Plataforma para o audiovisual brasileiro
Como organizar o fomento à produção independente
Não é exagero dizer que nunca tivemos um mercado para a produção audiovisual brasileira. No cinema, a penetração do produto estrangeiro a baixo custo sempre impediu a oferta de produtos brasileiros. Na televisão, a Rede Globo carreava todos os recursos, graças à sua competência, é certo, mas também contava com a intervenção estatal a seu favor. O fato é que um estúdio integrado verticalmente conseguiu concentrar praticamente todas as receitas da televisão brasileira. Estamos falando num faturamento de 10 bilhões de reais por ano. O único setor que viabilizou uma rede de produtores foi a publicidade, e graças a ela organizaram-se agentes econômicos de inegável competência. A esse quadro somam-se circunstâncias macroeconômicas muito adversas para uma atividade de alto risco, ou seja, juros muito altos, câmbio e inflação imprevisíveis.

◆ Tarefas e exercícios:
1/ Segundo o texto sobre o fomento à produção audiovisual brasileira, qual foi o único setor que viabilizou uma rede de produtores?
2/ Prossiga o texto sobre o fomento à produção audiovisual brasileira a partir da última frase apresentada.

◆ Dados registrados:
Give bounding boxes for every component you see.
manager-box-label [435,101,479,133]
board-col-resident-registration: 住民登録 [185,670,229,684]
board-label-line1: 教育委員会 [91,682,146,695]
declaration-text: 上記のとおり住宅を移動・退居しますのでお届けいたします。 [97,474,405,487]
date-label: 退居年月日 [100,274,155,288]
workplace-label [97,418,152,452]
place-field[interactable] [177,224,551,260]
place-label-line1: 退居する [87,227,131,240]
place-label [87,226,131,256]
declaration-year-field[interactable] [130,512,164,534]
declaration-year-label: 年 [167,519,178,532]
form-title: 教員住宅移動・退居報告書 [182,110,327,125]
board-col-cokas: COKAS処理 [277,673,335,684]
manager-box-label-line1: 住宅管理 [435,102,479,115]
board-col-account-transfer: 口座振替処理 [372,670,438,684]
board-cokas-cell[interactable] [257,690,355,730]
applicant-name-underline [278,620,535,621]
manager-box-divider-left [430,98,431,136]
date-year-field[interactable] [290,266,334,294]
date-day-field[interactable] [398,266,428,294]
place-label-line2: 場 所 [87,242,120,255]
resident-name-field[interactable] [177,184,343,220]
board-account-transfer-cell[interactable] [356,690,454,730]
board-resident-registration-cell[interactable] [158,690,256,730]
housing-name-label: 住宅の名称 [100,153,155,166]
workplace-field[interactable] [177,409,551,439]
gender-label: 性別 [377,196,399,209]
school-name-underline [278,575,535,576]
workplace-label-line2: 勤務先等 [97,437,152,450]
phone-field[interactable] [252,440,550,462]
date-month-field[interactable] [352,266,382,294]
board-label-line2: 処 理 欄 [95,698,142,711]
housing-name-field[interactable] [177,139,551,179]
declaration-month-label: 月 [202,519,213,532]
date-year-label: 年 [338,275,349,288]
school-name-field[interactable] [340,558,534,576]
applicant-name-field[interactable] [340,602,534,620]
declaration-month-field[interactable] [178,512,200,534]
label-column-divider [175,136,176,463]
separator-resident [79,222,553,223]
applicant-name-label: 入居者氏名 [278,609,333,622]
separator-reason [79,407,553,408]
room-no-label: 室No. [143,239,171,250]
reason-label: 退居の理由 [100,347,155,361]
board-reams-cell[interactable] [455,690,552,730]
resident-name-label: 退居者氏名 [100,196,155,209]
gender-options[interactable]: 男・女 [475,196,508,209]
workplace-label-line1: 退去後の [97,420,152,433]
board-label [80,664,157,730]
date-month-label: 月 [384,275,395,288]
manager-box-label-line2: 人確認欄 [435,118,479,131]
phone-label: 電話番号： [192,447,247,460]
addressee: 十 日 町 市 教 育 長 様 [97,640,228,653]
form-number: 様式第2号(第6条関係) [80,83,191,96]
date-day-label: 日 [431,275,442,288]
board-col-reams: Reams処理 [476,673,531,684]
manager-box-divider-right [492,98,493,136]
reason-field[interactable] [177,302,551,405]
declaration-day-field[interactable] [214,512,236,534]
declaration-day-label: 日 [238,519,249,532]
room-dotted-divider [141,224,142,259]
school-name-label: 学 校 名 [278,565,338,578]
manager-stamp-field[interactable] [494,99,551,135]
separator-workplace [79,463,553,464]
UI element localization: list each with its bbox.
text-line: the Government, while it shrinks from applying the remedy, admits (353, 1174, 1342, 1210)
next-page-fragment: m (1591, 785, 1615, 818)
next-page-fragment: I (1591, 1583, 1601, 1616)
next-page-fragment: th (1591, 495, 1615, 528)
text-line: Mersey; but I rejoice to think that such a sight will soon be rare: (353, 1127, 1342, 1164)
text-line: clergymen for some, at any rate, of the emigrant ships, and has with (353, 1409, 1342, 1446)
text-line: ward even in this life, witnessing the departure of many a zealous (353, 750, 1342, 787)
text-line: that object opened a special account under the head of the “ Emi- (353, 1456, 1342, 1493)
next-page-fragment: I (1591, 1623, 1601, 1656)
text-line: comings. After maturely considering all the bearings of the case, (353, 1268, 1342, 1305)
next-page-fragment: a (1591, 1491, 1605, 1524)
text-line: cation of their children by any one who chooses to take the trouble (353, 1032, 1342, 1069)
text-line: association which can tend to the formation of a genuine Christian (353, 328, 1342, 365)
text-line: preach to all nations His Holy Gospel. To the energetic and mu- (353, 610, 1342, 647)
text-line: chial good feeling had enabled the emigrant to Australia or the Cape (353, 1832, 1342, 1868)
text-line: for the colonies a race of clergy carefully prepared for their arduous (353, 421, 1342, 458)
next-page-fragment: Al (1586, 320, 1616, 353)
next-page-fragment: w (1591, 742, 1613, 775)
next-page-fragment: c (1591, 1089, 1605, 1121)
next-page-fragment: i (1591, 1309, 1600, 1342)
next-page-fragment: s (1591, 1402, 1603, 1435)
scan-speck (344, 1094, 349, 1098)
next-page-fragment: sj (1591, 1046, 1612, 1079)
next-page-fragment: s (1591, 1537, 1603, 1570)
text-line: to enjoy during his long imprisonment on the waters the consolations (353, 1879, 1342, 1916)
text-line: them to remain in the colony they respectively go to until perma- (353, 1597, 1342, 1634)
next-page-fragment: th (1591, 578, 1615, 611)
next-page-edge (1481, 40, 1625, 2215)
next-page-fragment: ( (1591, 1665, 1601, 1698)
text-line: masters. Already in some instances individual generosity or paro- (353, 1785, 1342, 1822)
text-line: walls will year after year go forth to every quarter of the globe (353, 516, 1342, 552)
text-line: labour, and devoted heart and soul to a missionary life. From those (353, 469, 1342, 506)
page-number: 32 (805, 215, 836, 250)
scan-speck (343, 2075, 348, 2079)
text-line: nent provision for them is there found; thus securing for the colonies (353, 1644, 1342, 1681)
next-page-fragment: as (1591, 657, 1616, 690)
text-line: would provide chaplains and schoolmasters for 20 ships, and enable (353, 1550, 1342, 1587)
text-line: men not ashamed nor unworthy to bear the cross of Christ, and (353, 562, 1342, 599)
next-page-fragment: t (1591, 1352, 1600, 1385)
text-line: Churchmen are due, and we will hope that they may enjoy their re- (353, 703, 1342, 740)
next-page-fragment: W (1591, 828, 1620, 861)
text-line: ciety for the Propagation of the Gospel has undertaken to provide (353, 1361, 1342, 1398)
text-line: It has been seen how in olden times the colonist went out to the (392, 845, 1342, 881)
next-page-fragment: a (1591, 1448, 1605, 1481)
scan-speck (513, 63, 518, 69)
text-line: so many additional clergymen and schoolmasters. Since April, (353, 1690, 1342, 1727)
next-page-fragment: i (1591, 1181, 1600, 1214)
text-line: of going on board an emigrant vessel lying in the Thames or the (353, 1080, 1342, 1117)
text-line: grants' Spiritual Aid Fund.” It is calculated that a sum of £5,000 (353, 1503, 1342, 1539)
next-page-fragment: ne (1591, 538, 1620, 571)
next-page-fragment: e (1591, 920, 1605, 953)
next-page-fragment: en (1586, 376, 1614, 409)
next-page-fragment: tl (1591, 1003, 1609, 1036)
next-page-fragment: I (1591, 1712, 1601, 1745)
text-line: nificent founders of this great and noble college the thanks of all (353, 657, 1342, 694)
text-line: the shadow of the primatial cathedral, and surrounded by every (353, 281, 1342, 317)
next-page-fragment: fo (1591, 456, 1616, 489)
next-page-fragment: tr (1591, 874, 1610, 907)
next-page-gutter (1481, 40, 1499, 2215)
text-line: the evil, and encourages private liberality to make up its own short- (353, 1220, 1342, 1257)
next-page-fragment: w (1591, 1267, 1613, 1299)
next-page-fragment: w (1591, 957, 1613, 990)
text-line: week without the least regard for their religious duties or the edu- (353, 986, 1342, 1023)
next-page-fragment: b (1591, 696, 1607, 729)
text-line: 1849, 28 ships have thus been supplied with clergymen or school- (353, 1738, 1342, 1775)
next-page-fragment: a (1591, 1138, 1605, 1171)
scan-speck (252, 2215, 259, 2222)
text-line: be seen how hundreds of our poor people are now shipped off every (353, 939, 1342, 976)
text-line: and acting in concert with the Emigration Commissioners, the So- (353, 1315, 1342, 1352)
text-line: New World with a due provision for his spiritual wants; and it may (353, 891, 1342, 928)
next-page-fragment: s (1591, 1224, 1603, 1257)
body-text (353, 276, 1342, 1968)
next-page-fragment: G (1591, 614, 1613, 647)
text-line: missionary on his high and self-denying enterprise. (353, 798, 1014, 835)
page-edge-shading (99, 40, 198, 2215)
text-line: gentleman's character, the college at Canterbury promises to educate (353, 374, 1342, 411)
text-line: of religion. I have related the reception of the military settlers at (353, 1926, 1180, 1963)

◆ Problemas resolvidos:
1/ A publicidade.

2/
Incapaz de regular efetivamente um mercado, o Estado interviu financiando a produção independente cinematográfica e televisiva com 100% de recursos públicos.
Esta é uma situação específica brasileira, pois, em países como França, Coréia e Argentina — onde o estado tem um papel fundamental na garantia de uma indústria nacional — , o recurso público soma-se ao privado. A experiência internacional demonstra que, para fazer frente à imprevisibilidade da performance do produto cultural, só há duas opções: montar grandes conglomerados integrados vertical e horizontalmente, como a Disney ou a Globo, ou intervir com regulação e subsídios para mitigar o risco e garantir diversidade de agentes econômicos.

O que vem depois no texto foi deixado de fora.